* **Set exercise**
Look through the material below for "Local". Copy every line that contains it.

------------------------------

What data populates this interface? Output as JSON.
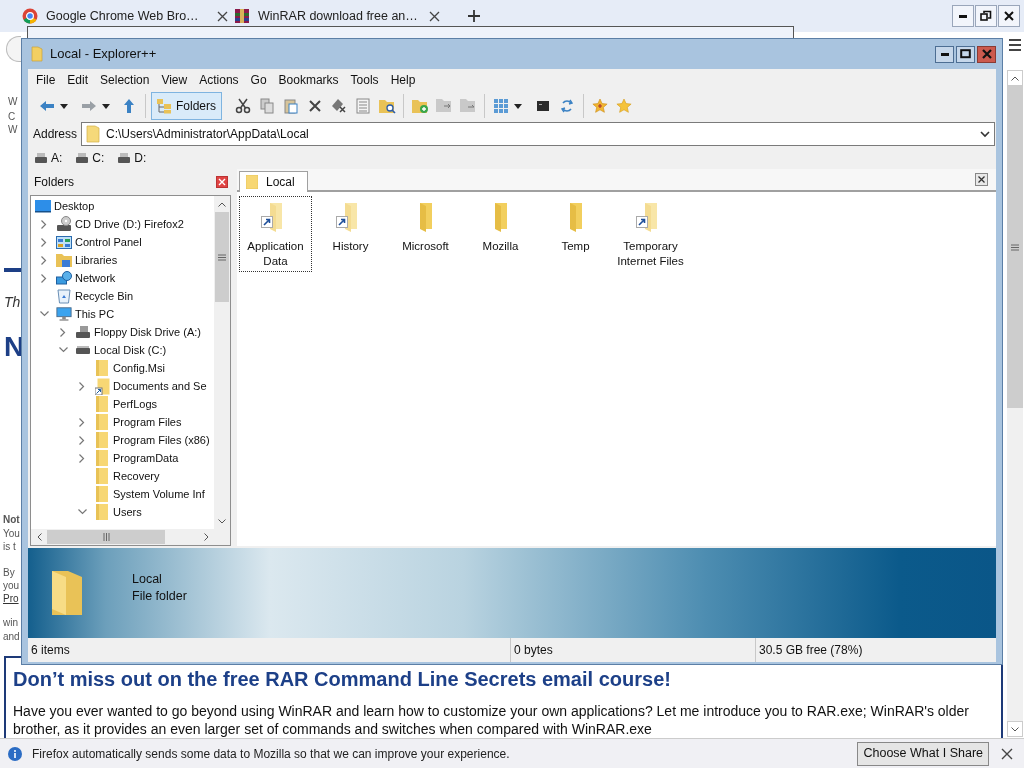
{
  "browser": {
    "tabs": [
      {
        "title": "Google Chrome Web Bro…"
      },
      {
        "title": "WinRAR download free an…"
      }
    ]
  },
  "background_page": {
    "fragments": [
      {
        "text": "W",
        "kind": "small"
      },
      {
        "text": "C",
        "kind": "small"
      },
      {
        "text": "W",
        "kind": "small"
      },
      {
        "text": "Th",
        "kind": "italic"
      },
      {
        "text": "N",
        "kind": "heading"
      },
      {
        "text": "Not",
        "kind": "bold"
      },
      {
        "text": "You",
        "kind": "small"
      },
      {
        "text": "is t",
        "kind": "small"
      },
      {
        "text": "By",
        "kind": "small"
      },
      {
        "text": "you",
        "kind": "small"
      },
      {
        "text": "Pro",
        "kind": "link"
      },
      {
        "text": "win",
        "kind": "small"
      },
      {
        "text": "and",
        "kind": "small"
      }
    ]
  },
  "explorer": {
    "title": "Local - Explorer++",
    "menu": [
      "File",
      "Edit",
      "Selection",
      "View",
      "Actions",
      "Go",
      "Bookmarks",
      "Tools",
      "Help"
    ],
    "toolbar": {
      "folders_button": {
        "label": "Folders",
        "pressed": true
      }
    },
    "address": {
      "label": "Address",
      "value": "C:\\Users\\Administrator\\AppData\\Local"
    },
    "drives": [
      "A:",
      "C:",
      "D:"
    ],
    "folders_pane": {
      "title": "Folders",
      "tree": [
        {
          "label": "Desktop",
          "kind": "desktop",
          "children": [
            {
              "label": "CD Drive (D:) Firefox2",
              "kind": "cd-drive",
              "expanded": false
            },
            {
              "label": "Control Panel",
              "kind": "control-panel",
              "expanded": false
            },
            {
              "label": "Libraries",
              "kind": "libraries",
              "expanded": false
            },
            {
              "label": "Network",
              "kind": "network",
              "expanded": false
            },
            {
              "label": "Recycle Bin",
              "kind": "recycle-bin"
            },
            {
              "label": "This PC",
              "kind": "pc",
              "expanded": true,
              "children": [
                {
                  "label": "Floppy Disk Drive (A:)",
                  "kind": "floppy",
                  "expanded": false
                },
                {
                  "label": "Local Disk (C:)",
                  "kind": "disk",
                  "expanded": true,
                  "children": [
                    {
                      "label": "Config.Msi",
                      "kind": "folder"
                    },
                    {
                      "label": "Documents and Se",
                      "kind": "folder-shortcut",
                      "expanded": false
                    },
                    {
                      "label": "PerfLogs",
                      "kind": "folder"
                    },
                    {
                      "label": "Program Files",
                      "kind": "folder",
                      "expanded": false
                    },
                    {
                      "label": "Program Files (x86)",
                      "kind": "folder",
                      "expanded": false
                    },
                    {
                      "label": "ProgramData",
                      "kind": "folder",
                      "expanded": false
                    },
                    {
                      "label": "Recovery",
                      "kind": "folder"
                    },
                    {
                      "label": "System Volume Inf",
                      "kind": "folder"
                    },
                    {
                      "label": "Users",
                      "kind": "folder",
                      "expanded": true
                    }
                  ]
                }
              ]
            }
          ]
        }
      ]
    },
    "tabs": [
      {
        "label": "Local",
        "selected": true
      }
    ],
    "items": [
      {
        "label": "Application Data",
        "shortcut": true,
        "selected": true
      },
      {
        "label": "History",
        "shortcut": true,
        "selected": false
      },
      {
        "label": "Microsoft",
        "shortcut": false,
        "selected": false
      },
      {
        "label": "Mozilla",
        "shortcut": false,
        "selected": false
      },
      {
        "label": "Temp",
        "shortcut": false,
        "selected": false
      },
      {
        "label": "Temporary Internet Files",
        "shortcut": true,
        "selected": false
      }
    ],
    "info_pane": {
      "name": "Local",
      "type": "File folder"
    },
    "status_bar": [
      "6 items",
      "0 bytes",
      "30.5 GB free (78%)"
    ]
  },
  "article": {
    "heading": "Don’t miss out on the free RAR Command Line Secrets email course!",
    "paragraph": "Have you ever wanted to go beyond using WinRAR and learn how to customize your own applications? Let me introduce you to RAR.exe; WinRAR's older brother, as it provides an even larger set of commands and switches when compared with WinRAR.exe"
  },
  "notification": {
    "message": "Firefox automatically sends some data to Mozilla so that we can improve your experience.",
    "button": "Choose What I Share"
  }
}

------------------------------

* **Solution to the exercise**
    "title": "Local - Explorer++",
      "value": "C:\\Users\\Administrator\\AppData\\Local"
                  "label": "Local Disk (C:)",
        "label": "Local",
      "name": "Local",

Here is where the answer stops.